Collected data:
--- --- ---

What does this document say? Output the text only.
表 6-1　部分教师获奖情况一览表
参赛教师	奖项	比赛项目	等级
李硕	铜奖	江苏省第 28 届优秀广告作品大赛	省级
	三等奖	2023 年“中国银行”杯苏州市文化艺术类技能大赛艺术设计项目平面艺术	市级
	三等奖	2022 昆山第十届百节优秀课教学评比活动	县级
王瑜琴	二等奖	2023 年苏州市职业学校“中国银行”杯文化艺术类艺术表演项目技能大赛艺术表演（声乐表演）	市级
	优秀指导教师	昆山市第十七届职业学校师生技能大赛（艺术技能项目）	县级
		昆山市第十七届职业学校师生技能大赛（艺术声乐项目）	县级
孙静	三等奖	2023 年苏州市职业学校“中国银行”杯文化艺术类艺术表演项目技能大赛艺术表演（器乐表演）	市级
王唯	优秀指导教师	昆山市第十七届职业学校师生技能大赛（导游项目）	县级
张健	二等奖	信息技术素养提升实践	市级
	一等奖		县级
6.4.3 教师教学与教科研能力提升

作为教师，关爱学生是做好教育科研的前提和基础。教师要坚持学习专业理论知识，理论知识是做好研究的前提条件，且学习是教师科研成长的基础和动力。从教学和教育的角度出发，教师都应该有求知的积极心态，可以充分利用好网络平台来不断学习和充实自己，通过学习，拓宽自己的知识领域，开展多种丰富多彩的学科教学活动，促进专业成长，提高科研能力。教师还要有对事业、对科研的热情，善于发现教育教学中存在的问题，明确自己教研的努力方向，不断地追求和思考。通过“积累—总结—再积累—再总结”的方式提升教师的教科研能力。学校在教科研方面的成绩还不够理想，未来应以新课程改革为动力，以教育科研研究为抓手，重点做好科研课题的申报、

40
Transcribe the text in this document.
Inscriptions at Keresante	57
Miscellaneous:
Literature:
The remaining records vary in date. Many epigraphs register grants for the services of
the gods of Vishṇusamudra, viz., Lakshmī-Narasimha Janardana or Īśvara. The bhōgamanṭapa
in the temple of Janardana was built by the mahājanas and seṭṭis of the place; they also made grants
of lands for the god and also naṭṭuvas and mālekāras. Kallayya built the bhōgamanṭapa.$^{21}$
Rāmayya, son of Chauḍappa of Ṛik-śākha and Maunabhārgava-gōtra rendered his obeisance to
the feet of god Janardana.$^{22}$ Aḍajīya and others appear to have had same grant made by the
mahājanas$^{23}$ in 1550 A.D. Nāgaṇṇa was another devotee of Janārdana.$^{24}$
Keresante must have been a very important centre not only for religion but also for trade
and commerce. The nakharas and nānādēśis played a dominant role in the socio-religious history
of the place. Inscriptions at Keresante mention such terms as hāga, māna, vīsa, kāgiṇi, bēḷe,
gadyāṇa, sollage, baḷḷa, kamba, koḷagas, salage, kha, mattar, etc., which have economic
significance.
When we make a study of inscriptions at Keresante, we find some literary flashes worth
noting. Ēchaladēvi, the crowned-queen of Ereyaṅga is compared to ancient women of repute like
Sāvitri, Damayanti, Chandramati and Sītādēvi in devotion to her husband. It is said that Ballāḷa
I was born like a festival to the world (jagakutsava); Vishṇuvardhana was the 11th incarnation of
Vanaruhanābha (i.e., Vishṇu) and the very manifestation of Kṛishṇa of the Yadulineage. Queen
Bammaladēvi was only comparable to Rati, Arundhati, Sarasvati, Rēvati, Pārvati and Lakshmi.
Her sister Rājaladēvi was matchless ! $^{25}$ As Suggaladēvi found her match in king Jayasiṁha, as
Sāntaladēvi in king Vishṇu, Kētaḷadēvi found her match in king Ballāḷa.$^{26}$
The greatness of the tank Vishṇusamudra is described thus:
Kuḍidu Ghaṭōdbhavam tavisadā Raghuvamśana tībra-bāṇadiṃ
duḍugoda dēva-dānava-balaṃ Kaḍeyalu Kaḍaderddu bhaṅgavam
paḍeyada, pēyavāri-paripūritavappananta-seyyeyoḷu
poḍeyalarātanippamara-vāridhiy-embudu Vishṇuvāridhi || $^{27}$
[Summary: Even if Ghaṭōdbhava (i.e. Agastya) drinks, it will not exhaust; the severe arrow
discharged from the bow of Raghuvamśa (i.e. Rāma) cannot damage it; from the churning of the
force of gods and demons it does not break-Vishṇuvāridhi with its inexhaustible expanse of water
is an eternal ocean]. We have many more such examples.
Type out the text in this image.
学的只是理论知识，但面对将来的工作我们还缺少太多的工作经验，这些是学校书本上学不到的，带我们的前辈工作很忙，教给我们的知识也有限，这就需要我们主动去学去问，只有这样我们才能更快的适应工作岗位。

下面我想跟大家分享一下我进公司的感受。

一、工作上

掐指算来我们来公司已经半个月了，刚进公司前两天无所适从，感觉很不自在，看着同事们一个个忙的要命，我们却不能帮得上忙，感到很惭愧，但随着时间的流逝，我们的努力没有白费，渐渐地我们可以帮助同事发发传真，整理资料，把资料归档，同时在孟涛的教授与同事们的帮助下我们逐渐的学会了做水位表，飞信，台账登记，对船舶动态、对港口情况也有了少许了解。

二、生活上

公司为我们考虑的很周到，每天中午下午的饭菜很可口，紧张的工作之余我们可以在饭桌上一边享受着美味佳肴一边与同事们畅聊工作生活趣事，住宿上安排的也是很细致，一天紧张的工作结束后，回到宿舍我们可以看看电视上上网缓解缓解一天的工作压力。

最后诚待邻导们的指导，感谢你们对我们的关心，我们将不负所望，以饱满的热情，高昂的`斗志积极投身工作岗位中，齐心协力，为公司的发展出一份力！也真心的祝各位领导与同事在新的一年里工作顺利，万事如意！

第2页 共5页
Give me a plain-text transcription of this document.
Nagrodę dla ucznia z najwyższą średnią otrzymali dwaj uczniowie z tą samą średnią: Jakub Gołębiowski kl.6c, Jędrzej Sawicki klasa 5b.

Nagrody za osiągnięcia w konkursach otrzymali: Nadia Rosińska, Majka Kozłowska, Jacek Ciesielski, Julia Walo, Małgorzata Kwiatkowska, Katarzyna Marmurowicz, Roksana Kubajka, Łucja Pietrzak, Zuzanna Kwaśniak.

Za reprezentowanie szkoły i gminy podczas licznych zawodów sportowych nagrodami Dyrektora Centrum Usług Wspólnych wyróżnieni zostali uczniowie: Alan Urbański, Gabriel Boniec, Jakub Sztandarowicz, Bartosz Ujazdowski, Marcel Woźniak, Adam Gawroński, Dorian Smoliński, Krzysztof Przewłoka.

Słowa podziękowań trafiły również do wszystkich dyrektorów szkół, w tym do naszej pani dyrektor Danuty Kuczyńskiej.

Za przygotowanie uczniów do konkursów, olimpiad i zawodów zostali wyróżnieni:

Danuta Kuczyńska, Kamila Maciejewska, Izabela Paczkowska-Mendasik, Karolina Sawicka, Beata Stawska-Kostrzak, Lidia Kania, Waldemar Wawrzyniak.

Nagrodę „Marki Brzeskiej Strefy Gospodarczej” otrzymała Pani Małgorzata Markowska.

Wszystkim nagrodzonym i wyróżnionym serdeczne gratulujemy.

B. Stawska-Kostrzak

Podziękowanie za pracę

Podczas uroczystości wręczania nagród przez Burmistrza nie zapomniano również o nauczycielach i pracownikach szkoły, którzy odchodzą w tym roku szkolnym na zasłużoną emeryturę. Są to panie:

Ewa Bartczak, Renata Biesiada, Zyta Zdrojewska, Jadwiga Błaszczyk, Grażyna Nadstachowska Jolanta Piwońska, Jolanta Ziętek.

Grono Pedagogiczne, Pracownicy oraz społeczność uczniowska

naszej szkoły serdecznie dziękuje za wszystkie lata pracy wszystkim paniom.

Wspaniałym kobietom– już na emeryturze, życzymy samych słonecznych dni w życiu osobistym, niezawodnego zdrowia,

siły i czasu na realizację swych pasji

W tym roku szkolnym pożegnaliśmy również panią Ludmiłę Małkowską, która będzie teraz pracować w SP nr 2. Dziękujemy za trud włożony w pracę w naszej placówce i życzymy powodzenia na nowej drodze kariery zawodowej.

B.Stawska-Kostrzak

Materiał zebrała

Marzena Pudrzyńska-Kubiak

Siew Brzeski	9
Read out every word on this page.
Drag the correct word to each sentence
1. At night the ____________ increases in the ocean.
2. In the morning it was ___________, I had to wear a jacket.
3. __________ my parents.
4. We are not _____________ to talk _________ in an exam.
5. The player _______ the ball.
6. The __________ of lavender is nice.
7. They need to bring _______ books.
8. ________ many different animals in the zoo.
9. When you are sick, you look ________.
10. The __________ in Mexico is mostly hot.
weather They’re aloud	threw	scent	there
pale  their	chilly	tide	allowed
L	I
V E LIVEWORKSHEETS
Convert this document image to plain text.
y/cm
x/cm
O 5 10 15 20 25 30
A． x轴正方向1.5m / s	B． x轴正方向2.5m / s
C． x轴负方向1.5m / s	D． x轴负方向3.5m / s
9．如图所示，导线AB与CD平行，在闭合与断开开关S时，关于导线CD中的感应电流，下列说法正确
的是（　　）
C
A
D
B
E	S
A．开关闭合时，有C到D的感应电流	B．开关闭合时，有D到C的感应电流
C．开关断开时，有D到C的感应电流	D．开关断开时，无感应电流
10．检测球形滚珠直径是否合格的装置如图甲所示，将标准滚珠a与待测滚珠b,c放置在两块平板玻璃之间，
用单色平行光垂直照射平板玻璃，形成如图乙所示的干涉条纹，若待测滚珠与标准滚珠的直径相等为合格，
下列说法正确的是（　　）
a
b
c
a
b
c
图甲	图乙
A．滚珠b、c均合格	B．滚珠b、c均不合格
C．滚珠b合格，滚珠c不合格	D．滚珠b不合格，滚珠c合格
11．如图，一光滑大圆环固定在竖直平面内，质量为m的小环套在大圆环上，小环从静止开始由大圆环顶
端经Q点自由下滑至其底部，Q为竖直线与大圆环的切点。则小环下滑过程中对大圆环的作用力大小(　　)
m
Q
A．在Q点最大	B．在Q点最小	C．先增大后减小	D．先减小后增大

--- --- ---

* **Challenge**
Whichever lines contain the string "such", select and copy them.

* **Complete answer**
of the place. Inscriptions at Keresante mention such terms as hāga, māna, vīsa, kāgiṇi, bēḷe,
is an eternal ocean]. We have many more such examples.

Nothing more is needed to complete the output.